Retype only what runs from the line that contains "Extract all readable text from this page." through the last line of the listing below, both lines included.

(Dataset entries):
'''

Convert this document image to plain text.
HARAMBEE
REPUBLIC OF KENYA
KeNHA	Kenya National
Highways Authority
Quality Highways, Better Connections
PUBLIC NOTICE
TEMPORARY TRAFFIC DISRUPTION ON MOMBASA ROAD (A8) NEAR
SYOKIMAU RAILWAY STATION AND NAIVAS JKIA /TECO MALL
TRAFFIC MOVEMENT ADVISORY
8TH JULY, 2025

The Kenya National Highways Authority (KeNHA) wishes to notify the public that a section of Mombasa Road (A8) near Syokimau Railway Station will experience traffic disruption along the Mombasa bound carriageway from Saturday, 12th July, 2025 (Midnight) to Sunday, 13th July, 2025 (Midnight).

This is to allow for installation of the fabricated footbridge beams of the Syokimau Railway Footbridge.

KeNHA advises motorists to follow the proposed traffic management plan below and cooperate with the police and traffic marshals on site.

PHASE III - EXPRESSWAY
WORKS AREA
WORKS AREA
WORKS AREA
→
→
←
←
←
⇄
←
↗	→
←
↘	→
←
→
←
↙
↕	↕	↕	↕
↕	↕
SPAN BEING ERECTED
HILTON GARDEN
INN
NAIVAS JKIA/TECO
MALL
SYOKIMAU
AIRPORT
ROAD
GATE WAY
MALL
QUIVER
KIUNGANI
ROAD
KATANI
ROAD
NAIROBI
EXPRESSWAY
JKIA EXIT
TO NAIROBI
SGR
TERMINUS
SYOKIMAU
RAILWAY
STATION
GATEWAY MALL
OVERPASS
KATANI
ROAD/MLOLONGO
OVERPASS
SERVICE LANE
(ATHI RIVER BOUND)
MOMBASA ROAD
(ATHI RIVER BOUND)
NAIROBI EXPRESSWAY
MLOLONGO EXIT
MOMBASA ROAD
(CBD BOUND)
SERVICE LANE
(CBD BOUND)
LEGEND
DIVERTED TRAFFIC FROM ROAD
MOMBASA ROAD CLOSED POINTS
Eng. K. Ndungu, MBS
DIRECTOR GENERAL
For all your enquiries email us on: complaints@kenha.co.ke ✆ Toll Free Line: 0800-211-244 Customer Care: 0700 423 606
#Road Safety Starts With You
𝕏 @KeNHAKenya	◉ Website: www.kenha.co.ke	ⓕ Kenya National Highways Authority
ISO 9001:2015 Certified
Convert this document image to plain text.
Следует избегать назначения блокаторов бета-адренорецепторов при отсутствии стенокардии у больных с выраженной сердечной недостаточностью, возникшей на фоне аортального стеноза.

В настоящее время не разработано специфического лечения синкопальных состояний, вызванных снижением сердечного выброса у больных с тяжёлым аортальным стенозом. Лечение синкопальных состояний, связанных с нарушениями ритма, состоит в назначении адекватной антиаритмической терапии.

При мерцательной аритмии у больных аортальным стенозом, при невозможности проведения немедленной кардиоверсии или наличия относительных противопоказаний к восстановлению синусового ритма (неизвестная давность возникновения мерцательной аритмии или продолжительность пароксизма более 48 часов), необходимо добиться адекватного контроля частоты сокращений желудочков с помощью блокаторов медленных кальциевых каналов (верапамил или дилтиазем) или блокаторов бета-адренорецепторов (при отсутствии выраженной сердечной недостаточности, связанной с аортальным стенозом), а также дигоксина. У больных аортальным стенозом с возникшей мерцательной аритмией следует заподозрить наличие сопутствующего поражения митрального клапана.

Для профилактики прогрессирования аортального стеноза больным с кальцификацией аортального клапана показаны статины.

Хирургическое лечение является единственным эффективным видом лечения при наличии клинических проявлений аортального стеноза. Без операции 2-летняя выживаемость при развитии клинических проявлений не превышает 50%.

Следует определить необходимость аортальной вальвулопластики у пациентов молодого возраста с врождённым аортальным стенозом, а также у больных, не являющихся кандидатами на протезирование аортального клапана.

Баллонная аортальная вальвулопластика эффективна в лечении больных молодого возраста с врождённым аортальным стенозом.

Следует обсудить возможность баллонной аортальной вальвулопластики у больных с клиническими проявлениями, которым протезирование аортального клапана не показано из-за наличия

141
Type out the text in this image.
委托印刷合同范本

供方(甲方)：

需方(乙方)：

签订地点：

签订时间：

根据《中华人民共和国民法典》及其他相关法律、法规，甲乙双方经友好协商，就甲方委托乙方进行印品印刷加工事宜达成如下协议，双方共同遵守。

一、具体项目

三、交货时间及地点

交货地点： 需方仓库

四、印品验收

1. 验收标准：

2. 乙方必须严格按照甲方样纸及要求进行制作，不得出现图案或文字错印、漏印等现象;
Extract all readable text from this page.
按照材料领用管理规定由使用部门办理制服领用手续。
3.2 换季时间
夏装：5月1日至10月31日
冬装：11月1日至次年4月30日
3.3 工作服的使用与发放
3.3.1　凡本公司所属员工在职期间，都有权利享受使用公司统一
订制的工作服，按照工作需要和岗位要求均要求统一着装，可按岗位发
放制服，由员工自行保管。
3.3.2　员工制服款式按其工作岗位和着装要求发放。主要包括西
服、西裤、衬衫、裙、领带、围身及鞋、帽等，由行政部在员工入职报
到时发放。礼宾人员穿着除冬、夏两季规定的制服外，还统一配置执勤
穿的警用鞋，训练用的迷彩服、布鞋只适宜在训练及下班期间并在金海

'''

(The answer):
Extract all readable text from this page.
按照材料领用管理规定由使用部门办理制服领用手续。
3.2 换季时间
夏装：5月1日至10月31日
冬装：11月1日至次年4月30日
3.3 工作服的使用与发放
3.3.1　凡本公司所属员工在职期间，都有权利享受使用公司统一
订制的工作服，按照工作需要和岗位要求均要求统一着装，可按岗位发
放制服，由员工自行保管。
3.3.2　员工制服款式按其工作岗位和着装要求发放。主要包括西
服、西裤、衬衫、裙、领带、围身及鞋、帽等，由行政部在员工入职报
到时发放。礼宾人员穿着除冬、夏两季规定的制服外，还统一配置执勤
穿的警用鞋，训练用的迷彩服、布鞋只适宜在训练及下班期间并在金海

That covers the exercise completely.